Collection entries
--- BEGIN ---
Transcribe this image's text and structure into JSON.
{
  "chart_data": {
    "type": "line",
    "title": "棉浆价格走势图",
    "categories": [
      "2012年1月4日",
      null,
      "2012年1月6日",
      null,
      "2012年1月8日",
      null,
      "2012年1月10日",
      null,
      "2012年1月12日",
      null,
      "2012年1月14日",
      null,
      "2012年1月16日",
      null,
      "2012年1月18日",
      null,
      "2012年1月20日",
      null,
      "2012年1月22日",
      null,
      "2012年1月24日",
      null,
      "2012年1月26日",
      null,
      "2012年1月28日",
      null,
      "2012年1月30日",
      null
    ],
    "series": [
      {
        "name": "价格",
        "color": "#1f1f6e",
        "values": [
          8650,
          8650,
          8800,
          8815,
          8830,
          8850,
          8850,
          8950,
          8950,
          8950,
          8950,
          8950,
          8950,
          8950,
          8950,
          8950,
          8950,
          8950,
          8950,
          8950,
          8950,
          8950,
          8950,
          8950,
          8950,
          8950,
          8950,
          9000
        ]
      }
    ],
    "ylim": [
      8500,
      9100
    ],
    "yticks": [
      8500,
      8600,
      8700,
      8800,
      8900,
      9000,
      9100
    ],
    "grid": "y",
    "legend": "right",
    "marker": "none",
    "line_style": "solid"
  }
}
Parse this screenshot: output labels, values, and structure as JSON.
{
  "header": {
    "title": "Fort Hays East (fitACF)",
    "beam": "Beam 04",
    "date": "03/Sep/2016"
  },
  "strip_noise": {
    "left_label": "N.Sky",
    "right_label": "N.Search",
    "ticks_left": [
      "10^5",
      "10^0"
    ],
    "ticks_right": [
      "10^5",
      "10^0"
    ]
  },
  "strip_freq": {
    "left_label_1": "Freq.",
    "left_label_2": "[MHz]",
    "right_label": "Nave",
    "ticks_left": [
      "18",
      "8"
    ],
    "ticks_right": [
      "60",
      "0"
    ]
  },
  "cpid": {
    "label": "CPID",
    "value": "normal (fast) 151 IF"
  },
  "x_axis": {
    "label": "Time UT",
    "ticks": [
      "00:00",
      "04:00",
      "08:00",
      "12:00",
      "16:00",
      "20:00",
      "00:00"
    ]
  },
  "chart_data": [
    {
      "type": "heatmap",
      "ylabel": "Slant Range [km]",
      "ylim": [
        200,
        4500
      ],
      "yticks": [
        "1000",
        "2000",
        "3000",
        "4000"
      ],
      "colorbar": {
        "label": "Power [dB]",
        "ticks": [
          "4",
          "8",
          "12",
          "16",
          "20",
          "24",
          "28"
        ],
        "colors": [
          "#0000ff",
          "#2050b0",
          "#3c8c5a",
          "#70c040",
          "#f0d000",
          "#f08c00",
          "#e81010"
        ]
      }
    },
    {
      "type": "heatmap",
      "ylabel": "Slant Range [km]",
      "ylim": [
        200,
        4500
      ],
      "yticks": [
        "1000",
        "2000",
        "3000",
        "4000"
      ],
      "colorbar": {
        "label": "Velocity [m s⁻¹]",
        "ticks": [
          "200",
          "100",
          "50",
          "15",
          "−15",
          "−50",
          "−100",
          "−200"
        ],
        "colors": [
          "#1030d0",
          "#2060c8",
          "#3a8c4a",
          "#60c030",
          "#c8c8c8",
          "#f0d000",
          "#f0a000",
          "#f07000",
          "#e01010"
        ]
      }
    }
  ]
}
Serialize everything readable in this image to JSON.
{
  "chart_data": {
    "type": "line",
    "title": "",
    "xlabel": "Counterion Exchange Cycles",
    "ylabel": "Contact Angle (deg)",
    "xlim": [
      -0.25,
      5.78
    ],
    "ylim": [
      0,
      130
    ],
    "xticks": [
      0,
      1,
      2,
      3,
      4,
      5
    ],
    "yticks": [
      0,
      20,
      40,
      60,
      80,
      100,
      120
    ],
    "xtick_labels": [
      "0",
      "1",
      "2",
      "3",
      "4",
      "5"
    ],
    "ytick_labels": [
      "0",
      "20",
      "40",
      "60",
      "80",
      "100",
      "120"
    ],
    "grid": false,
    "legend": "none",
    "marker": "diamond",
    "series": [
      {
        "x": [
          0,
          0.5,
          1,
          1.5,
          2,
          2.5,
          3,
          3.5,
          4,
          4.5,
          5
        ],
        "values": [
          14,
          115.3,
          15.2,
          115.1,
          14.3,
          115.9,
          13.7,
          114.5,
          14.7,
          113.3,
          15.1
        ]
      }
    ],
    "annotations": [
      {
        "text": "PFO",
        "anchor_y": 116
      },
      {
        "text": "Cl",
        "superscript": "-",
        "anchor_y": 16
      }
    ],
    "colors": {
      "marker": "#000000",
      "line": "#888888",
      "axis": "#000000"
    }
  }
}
--- END ---
--- BEGIN ---
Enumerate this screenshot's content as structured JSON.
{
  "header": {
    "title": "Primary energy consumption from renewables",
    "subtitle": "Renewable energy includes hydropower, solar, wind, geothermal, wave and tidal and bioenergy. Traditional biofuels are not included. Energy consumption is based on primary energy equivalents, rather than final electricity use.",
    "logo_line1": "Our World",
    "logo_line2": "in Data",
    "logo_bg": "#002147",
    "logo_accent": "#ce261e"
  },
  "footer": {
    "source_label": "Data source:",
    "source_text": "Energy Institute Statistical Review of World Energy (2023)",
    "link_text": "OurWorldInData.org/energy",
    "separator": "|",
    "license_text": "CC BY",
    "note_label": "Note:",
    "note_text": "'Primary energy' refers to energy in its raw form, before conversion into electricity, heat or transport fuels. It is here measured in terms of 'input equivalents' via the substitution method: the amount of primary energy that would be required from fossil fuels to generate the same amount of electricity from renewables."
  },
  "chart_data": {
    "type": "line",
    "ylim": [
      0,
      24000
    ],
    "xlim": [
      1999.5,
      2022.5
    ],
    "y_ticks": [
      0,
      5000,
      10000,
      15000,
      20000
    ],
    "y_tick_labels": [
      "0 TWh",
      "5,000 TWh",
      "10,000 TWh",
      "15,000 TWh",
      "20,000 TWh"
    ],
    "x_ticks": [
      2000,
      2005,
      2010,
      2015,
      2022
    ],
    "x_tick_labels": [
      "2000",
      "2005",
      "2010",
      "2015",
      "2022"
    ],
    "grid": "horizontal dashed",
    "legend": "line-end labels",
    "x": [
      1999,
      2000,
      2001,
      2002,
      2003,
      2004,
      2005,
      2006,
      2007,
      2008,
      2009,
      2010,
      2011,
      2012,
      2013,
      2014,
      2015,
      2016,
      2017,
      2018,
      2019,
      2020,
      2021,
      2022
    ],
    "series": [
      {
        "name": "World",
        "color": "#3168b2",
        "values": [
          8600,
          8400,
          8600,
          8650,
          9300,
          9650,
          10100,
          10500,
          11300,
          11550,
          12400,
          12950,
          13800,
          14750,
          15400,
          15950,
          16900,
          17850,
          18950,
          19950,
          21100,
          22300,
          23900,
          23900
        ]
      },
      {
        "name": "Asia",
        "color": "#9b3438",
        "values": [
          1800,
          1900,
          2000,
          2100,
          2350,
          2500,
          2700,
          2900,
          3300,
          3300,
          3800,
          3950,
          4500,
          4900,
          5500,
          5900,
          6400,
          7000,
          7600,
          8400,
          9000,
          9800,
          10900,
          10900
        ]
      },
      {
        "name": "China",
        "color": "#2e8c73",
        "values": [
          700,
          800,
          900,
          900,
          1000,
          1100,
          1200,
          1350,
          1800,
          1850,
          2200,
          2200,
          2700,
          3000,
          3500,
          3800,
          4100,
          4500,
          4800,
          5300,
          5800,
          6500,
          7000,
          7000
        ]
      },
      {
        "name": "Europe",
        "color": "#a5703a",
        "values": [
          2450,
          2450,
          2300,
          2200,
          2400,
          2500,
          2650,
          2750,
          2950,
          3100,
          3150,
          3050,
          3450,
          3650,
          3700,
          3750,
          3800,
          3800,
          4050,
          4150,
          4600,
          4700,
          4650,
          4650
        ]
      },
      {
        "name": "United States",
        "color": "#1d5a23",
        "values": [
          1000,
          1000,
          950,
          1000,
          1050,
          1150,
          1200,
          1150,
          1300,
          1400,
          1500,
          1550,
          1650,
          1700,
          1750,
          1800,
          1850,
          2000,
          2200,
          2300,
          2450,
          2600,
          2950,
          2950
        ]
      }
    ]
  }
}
--- END ---
### Given task
Exactly how many lines contain "grid"? State the number and nothing else.

### Response for this exercise
3